====== Excerpted passage
Bucking intellectual trends, one publication has for over a century staunchly championed classical liberalism. In “Free People, Free Markets: How the Wall Street Journal Opinion Pages Shaped America,” George Melloan chronicles the rise of the premier public platform in the United States for vindicating the principles of political liberty and democratic capitalism.

 Although his book focuses on the opinion pages (to which I occasionally contribute), Melloan’s 54-year Journal career included stints reporting from Chicago, Detroit, Cleveland, and Atlanta. He rose to Page One editor; covered Europe, the Middle East, and Africa; served as deputy under legendary editorial page editor Robert L. Bartley; and ran the overseas editorial pages and wrote the foreign affairs column “Global View.” He traces his dedication to political and economic freedom to the appreciation he obtained –as the son of a hard-working Midwestern farmer — of the opportunity the United States provides to better one’s condition through one’s own labors.

The Wall Street Journal was created in 1889, Melloan writes, “when Charles Dow, Edward Jones and Charles Bergstresser, who had been circulating handwritten financial business news bulletins to traders and investors, acquired a small hand-operated printing press.” They installed it “in a barren basement room down some steps to the rear of a soda fountain at 15 Broad Street, just a few yards from where Broad intersected Wall and where the New York Stock exchange now stands.” From “a little four-page newspaper,” the Journal has grown to be “the largest-circulation newspaper in America, delivered both on newsprint and the World Wide Web to readers not only in the United States but throughout the planet.”

Dow launched “Review and Outlook,” the title under which the Journal’s unsigned editorials still appear. From the start it espoused individual freedom, with special emphasis on property rights and the sanctity of contracts. With impressive consistency, Dow favored collective bargaining because “‘a combination of labor is just as legal, just and moral as a combination of capital’” while rejecting “agreements that required union membership as a condition of employment.”
============
Task list:
1. According to the passage about the Wall Street Journal's opinion pages, in what year was the newspaper created?
2. How many lines of the listing contain the string "Fliki", counting only matches with the same case? Reply with the number only.
The passage about the Wall Street Journal and the listing have nothing to do with each other.
====== Rows
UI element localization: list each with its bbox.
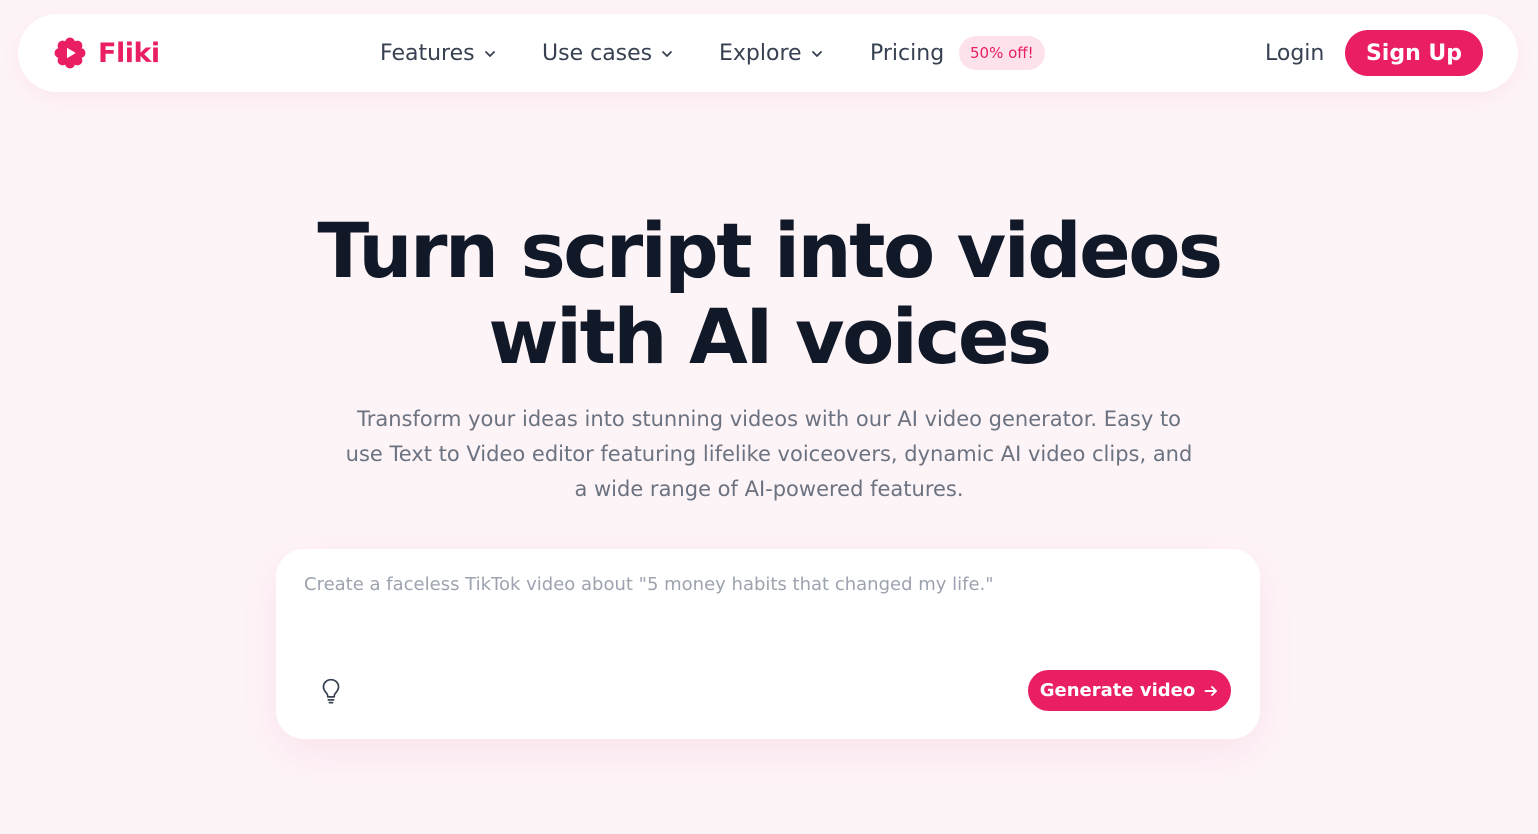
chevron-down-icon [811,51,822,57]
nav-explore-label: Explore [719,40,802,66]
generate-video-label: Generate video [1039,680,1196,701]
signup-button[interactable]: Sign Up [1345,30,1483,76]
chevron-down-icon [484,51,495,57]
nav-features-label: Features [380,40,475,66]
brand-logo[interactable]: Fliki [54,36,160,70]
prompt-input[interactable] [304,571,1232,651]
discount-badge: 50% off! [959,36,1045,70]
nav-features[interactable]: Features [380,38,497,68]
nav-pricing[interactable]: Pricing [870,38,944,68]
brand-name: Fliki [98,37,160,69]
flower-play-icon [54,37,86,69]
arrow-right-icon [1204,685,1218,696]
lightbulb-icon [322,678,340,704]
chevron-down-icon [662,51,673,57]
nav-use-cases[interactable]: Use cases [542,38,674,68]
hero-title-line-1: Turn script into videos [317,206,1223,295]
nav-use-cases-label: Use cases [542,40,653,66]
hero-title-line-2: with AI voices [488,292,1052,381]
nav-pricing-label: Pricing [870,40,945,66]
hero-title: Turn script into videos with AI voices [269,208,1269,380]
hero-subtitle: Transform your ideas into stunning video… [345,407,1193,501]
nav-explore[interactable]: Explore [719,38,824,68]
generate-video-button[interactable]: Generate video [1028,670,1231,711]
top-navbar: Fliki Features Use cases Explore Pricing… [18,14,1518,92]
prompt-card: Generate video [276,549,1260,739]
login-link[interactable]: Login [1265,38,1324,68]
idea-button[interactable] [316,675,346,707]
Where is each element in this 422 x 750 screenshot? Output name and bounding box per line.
============
Exercise results:
1. 1889

2. 3